→ DATA SHOWN
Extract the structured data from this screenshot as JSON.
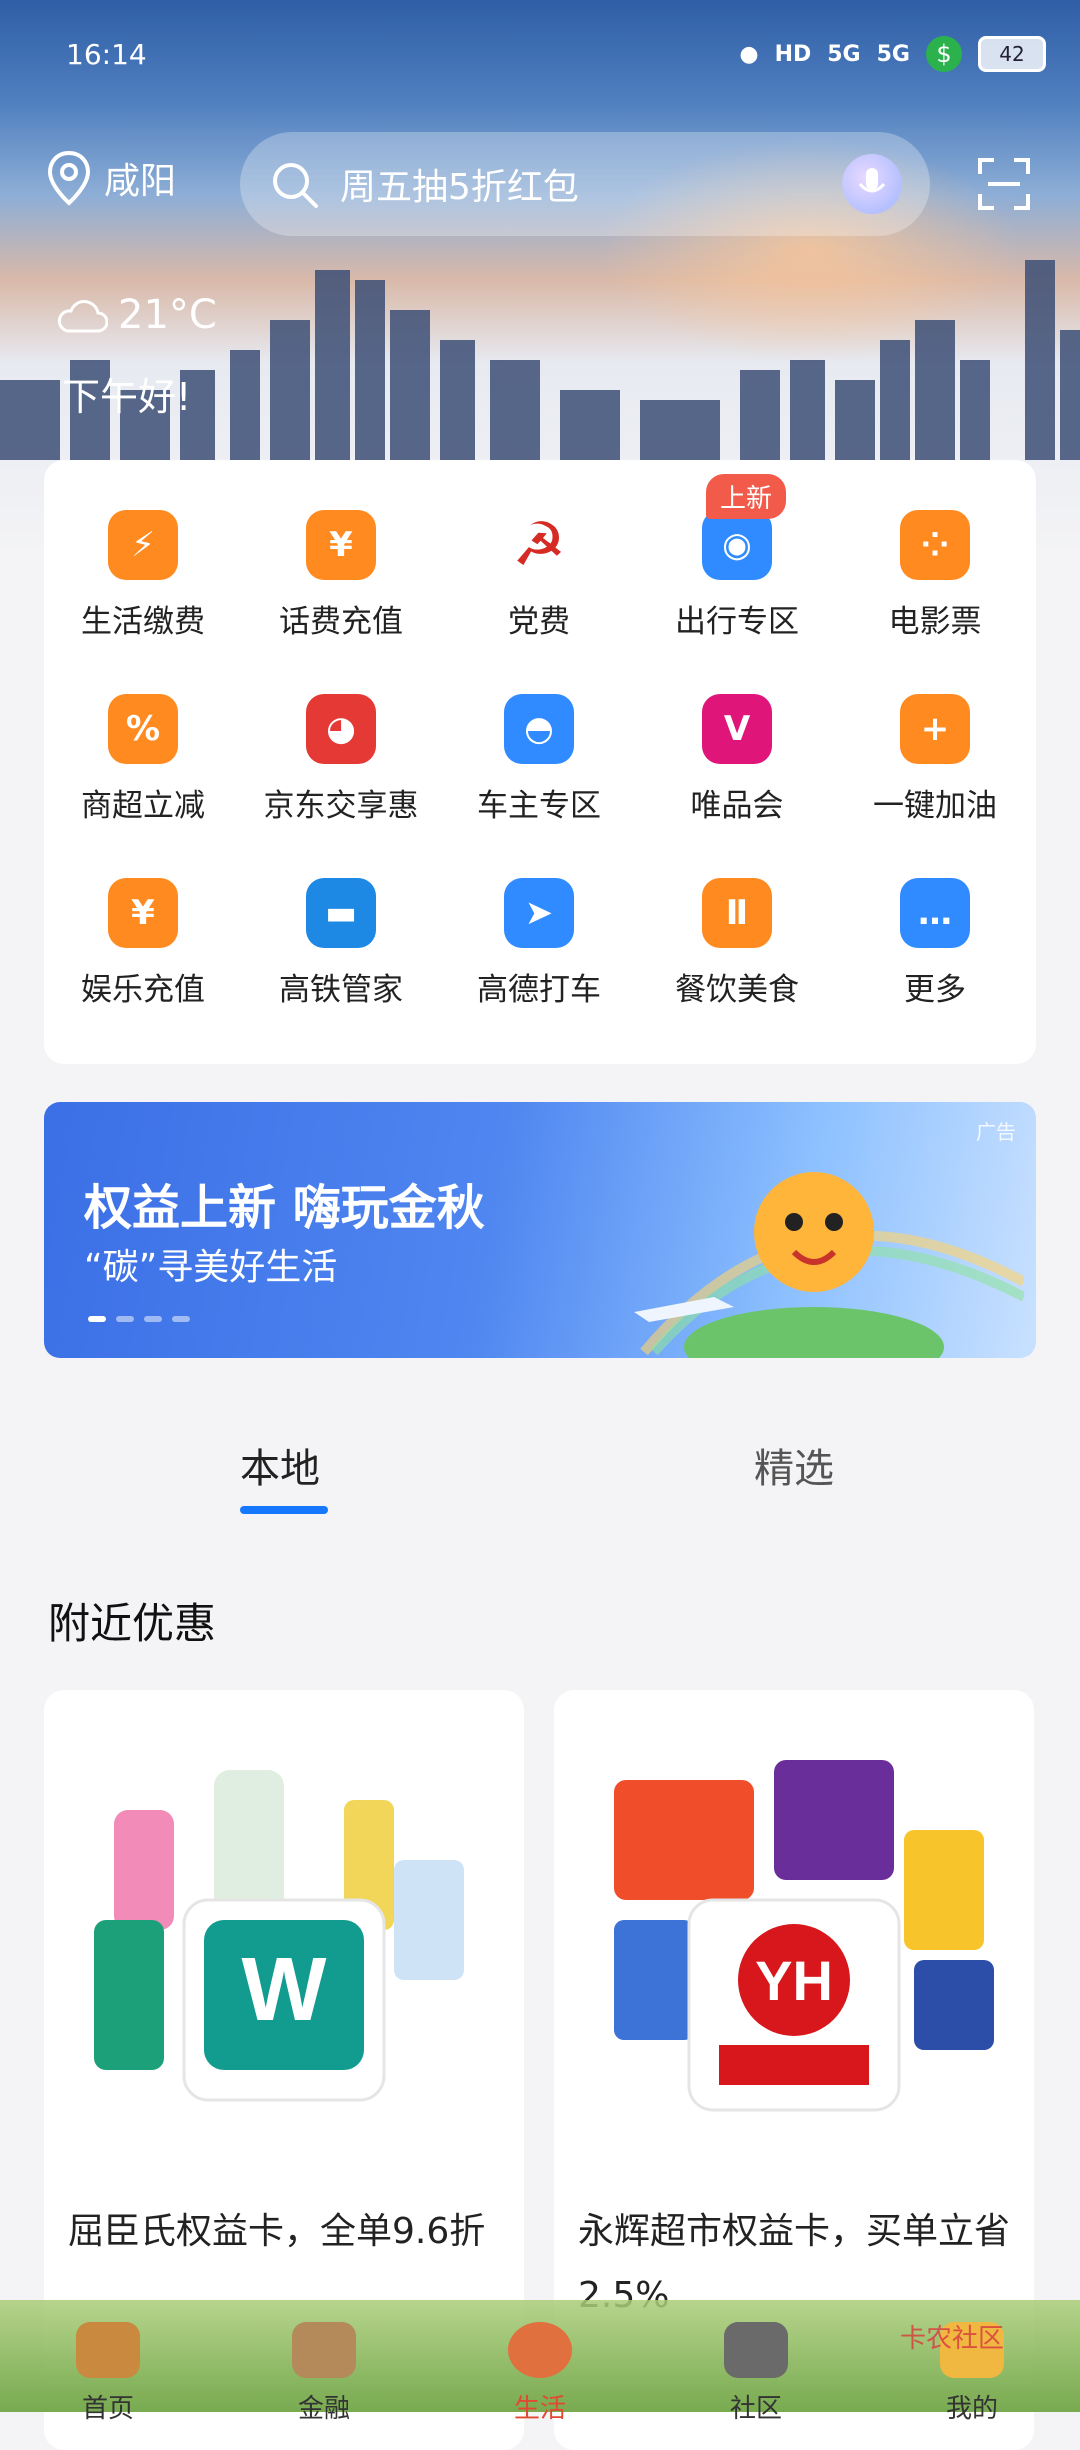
{
  "status_bar": {
    "time": "16:14",
    "network": "5G",
    "battery": "42"
  },
  "header": {
    "location": "咸阳",
    "search_placeholder": "周五抽5折红包",
    "weather_temp": "21°C",
    "greeting": "下午好!"
  },
  "services": [
    {
      "label": "生活缴费",
      "icon": "lightning-drop-icon",
      "color": "#ff8a1f"
    },
    {
      "label": "话费充值",
      "icon": "phone-yen-icon",
      "color": "#ff8a1f"
    },
    {
      "label": "党费",
      "icon": "hammer-sickle-icon",
      "color": "#d62a24"
    },
    {
      "label": "出行专区",
      "icon": "map-pin-icon",
      "color": "#2f8bff",
      "badge": "上新"
    },
    {
      "label": "电影票",
      "icon": "film-reel-icon",
      "color": "#ff8a1f"
    },
    {
      "label": "商超立减",
      "icon": "percent-tag-icon",
      "color": "#ff8a1f"
    },
    {
      "label": "京东交享惠",
      "icon": "jd-dog-icon",
      "color": "#e53935"
    },
    {
      "label": "车主专区",
      "icon": "driver-icon",
      "color": "#2f8bff"
    },
    {
      "label": "唯品会",
      "icon": "vip-logo-icon",
      "color": "#e0157a"
    },
    {
      "label": "一键加油",
      "icon": "fuel-plus-icon",
      "color": "#ff8a1f"
    },
    {
      "label": "娱乐充值",
      "icon": "yen-card-icon",
      "color": "#ff8a1f"
    },
    {
      "label": "高铁管家",
      "icon": "train-icon",
      "color": "#1e88e5"
    },
    {
      "label": "高德打车",
      "icon": "amap-arrow-icon",
      "color": "#2f8bff"
    },
    {
      "label": "餐饮美食",
      "icon": "fork-spoon-icon",
      "color": "#ff8a1f"
    },
    {
      "label": "更多",
      "icon": "more-dots-icon",
      "color": "#2f8bff"
    }
  ],
  "banner": {
    "title": "权益上新 嗨玩金秋",
    "subtitle": "“碳”寻美好生活",
    "ad_label": "广告"
  },
  "tabs": [
    {
      "label": "本地"
    },
    {
      "label": "精选"
    }
  ],
  "section_title": "附近优惠",
  "deals": [
    {
      "text": "屈臣氏权益卡，全单9.6折",
      "logo": "watsons-logo",
      "logo_color": "#129c8f"
    },
    {
      "text": "永辉超市权益卡，买单立省2.5%",
      "logo": "yonghui-logo",
      "logo_color": "#d8171c"
    }
  ],
  "bottom_nav": [
    {
      "label": "首页"
    },
    {
      "label": "金融"
    },
    {
      "label": "生活"
    },
    {
      "label": "社区"
    },
    {
      "label": "我的"
    }
  ],
  "watermark": "卡农社区"
}
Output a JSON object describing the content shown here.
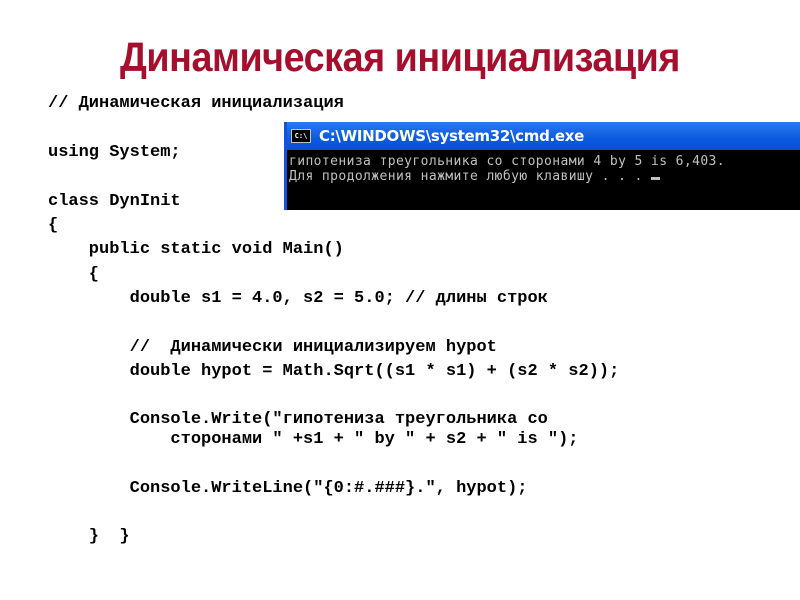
{
  "slide": {
    "title": "Динамическая инициализация"
  },
  "code": {
    "lines": [
      "// Динамическая инициализация",
      "using System;",
      "class DynInit",
      "{",
      "    public static void Main()",
      "    {",
      "        double s1 = 4.0, s2 = 5.0; // длины строк",
      "        //  Динамически инициализируем hypot",
      "        double hypot = Math.Sqrt((s1 * s1) + (s2 * s2));",
      "        Console.Write(\"гипотениза треугольника со",
      "            сторонами \" +s1 + \" by \" + s2 + \" is \");",
      "        Console.WriteLine(\"{0:#.###}.\", hypot);",
      "    }  }"
    ]
  },
  "console_window": {
    "icon": "cmd-icon",
    "icon_text": "C:\\",
    "title": "C:\\WINDOWS\\system32\\cmd.exe",
    "output_lines": [
      "гипотениза треугольника со сторонами 4 by 5 is 6,403.",
      "Для продолжения нажмите любую клавишу . . . "
    ]
  },
  "colors": {
    "title": "#a50f2d",
    "titlebar": "#0a5ae0",
    "console_bg": "#000000",
    "console_text": "#c0c0c0"
  }
}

→ WRITTEN PROBLEM
Look through the records and count each line that holds "double". Write only the total.

→ RESULT FOR THIS EXERCISE
2